→ WHAT TO PRODUCE
The listing below is to be output in its exact form.
%%
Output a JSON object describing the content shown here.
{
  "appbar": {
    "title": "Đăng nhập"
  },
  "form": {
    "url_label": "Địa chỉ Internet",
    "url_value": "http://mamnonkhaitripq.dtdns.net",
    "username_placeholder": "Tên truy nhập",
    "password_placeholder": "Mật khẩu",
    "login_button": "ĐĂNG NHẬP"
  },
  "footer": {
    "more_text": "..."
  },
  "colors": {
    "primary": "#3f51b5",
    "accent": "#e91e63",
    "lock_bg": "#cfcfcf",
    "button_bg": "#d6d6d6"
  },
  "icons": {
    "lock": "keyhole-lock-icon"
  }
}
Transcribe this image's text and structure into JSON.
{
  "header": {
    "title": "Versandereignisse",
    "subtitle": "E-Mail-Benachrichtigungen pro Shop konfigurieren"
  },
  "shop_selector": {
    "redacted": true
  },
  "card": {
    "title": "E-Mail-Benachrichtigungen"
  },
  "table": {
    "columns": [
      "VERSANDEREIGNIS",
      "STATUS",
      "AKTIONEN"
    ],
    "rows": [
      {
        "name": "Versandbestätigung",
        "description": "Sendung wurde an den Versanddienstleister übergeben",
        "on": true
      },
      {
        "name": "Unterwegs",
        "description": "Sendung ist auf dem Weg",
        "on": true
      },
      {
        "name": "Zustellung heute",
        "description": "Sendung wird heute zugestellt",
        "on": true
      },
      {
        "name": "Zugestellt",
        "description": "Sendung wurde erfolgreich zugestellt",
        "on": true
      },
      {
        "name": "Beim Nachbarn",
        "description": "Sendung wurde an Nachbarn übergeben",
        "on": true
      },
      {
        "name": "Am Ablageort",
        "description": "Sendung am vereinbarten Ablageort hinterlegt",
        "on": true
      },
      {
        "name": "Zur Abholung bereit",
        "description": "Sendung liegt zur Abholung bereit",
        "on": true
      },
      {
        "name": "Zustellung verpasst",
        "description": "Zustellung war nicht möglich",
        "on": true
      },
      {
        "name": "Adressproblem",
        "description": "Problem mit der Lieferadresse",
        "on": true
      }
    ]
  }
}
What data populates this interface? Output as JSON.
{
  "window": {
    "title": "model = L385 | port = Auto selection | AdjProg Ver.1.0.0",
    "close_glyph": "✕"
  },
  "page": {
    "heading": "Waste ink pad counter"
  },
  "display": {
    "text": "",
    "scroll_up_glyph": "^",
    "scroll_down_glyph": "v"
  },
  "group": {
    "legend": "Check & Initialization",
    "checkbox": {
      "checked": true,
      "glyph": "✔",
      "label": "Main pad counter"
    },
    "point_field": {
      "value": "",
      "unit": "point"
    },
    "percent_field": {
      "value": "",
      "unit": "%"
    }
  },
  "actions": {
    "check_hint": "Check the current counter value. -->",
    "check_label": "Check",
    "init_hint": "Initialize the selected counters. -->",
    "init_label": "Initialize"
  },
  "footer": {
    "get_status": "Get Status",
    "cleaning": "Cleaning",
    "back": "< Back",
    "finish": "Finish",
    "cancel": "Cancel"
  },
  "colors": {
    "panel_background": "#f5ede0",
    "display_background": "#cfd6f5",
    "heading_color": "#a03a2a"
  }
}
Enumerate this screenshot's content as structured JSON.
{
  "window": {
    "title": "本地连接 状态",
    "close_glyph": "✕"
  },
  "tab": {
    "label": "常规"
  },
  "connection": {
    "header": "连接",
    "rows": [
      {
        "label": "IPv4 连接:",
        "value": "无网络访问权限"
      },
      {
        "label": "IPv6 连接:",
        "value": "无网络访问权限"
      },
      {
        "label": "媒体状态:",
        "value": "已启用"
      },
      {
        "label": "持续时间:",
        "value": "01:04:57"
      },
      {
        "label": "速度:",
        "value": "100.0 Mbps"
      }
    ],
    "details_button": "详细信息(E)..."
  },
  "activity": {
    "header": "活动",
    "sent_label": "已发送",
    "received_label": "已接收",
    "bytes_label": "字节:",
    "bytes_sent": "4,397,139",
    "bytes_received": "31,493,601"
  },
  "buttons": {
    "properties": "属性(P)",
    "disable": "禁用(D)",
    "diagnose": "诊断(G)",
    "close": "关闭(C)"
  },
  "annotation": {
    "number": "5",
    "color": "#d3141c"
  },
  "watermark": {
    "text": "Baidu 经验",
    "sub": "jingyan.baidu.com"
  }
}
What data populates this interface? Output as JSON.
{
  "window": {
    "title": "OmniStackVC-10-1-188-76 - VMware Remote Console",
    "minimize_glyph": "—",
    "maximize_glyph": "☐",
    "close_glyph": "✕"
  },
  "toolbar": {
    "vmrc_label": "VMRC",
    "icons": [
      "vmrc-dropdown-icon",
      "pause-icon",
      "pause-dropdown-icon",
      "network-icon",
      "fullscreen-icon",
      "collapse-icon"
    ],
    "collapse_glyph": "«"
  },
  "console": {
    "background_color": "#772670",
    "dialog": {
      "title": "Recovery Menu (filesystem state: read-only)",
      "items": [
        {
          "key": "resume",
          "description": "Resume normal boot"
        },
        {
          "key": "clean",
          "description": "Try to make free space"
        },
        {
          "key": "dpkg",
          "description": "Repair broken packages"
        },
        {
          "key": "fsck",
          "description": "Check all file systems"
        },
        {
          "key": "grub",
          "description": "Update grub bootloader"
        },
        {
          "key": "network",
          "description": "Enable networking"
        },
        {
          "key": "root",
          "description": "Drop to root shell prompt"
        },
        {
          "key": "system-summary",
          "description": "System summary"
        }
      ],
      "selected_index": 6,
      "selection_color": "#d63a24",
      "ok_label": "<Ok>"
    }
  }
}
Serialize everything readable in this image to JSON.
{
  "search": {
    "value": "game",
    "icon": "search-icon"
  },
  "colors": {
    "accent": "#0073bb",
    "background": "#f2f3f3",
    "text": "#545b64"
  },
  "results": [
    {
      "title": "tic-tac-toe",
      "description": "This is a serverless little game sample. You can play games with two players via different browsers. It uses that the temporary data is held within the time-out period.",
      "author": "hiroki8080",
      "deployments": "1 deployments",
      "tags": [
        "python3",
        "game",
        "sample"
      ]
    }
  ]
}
%%
→ THE RESPONSE
Output a JSON object describing the content shown here.
{
  "appbar": {
    "title": "Đăng nhập"
  },
  "form": {
    "url_label": "Địa chỉ Internet",
    "url_value": "http://mamnonkhaitripq.dtdns.net",
    "username_placeholder": "Tên truy nhập",
    "password_placeholder": "Mật khẩu",
    "login_button": "ĐĂNG NHẬP"
  },
  "footer": {
    "more_text": "..."
  },
  "colors": {
    "primary": "#3f51b5",
    "accent": "#e91e63",
    "lock_bg": "#cfcfcf",
    "button_bg": "#d6d6d6"
  },
  "icons": {
    "lock": "keyhole-lock-icon"
  }
}
Transcribe this image's text and structure into JSON.
{
  "header": {
    "title": "Versandereignisse",
    "subtitle": "E-Mail-Benachrichtigungen pro Shop konfigurieren"
  },
  "shop_selector": {
    "redacted": true
  },
  "card": {
    "title": "E-Mail-Benachrichtigungen"
  },
  "table": {
    "columns": [
      "VERSANDEREIGNIS",
      "STATUS",
      "AKTIONEN"
    ],
    "rows": [
      {
        "name": "Versandbestätigung",
        "description": "Sendung wurde an den Versanddienstleister übergeben",
        "on": true
      },
      {
        "name": "Unterwegs",
        "description": "Sendung ist auf dem Weg",
        "on": true
      },
      {
        "name": "Zustellung heute",
        "description": "Sendung wird heute zugestellt",
        "on": true
      },
      {
        "name": "Zugestellt",
        "description": "Sendung wurde erfolgreich zugestellt",
        "on": true
      },
      {
        "name": "Beim Nachbarn",
        "description": "Sendung wurde an Nachbarn übergeben",
        "on": true
      },
      {
        "name": "Am Ablageort",
        "description": "Sendung am vereinbarten Ablageort hinterlegt",
        "on": true
      },
      {
        "name": "Zur Abholung bereit",
        "description": "Sendung liegt zur Abholung bereit",
        "on": true
      },
      {
        "name": "Zustellung verpasst",
        "description": "Zustellung war nicht möglich",
        "on": true
      },
      {
        "name": "Adressproblem",
        "description": "Problem mit der Lieferadresse",
        "on": true
      }
    ]
  }
}
What data populates this interface? Output as JSON.
{
  "window": {
    "title": "model = L385 | port = Auto selection | AdjProg Ver.1.0.0",
    "close_glyph": "✕"
  },
  "page": {
    "heading": "Waste ink pad counter"
  },
  "display": {
    "text": "",
    "scroll_up_glyph": "^",
    "scroll_down_glyph": "v"
  },
  "group": {
    "legend": "Check & Initialization",
    "checkbox": {
      "checked": true,
      "glyph": "✔",
      "label": "Main pad counter"
    },
    "point_field": {
      "value": "",
      "unit": "point"
    },
    "percent_field": {
      "value": "",
      "unit": "%"
    }
  },
  "actions": {
    "check_hint": "Check the current counter value. -->",
    "check_label": "Check",
    "init_hint": "Initialize the selected counters. -->",
    "init_label": "Initialize"
  },
  "footer": {
    "get_status": "Get Status",
    "cleaning": "Cleaning",
    "back": "< Back",
    "finish": "Finish",
    "cancel": "Cancel"
  },
  "colors": {
    "panel_background": "#f5ede0",
    "display_background": "#cfd6f5",
    "heading_color": "#a03a2a"
  }
}
Enumerate this screenshot's content as structured JSON.
{
  "window": {
    "title": "本地连接 状态",
    "close_glyph": "✕"
  },
  "tab": {
    "label": "常规"
  },
  "connection": {
    "header": "连接",
    "rows": [
      {
        "label": "IPv4 连接:",
        "value": "无网络访问权限"
      },
      {
        "label": "IPv6 连接:",
        "value": "无网络访问权限"
      },
      {
        "label": "媒体状态:",
        "value": "已启用"
      },
      {
        "label": "持续时间:",
        "value": "01:04:57"
      },
      {
        "label": "速度:",
        "value": "100.0 Mbps"
      }
    ],
    "details_button": "详细信息(E)..."
  },
  "activity": {
    "header": "活动",
    "sent_label": "已发送",
    "received_label": "已接收",
    "bytes_label": "字节:",
    "bytes_sent": "4,397,139",
    "bytes_received": "31,493,601"
  },
  "buttons": {
    "properties": "属性(P)",
    "disable": "禁用(D)",
    "diagnose": "诊断(G)",
    "close": "关闭(C)"
  },
  "annotation": {
    "number": "5",
    "color": "#d3141c"
  },
  "watermark": {
    "text": "Baidu 经验",
    "sub": "jingyan.baidu.com"
  }
}
What data populates this interface? Output as JSON.
{
  "window": {
    "title": "OmniStackVC-10-1-188-76 - VMware Remote Console",
    "minimize_glyph": "—",
    "maximize_glyph": "☐",
    "close_glyph": "✕"
  },
  "toolbar": {
    "vmrc_label": "VMRC",
    "icons": [
      "vmrc-dropdown-icon",
      "pause-icon",
      "pause-dropdown-icon",
      "network-icon",
      "fullscreen-icon",
      "collapse-icon"
    ],
    "collapse_glyph": "«"
  },
  "console": {
    "background_color": "#772670",
    "dialog": {
      "title": "Recovery Menu (filesystem state: read-only)",
      "items": [
        {
          "key": "resume",
          "description": "Resume normal boot"
        },
        {
          "key": "clean",
          "description": "Try to make free space"
        },
        {
          "key": "dpkg",
          "description": "Repair broken packages"
        },
        {
          "key": "fsck",
          "description": "Check all file systems"
        },
        {
          "key": "grub",
          "description": "Update grub bootloader"
        },
        {
          "key": "network",
          "description": "Enable networking"
        },
        {
          "key": "root",
          "description": "Drop to root shell prompt"
        },
        {
          "key": "system-summary",
          "description": "System summary"
        }
      ],
      "selected_index": 6,
      "selection_color": "#d63a24",
      "ok_label": "<Ok>"
    }
  }
}
Serialize everything readable in this image to JSON.
{
  "search": {
    "value": "game",
    "icon": "search-icon"
  },
  "colors": {
    "accent": "#0073bb",
    "background": "#f2f3f3",
    "text": "#545b64"
  },
  "results": [
    {
      "title": "tic-tac-toe",
      "description": "This is a serverless little game sample. You can play games with two players via different browsers. It uses that the temporary data is held within the time-out period.",
      "author": "hiroki8080",
      "deployments": "1 deployments",
      "tags": [
        "python3",
        "game",
        "sample"
      ]
    }
  ]
}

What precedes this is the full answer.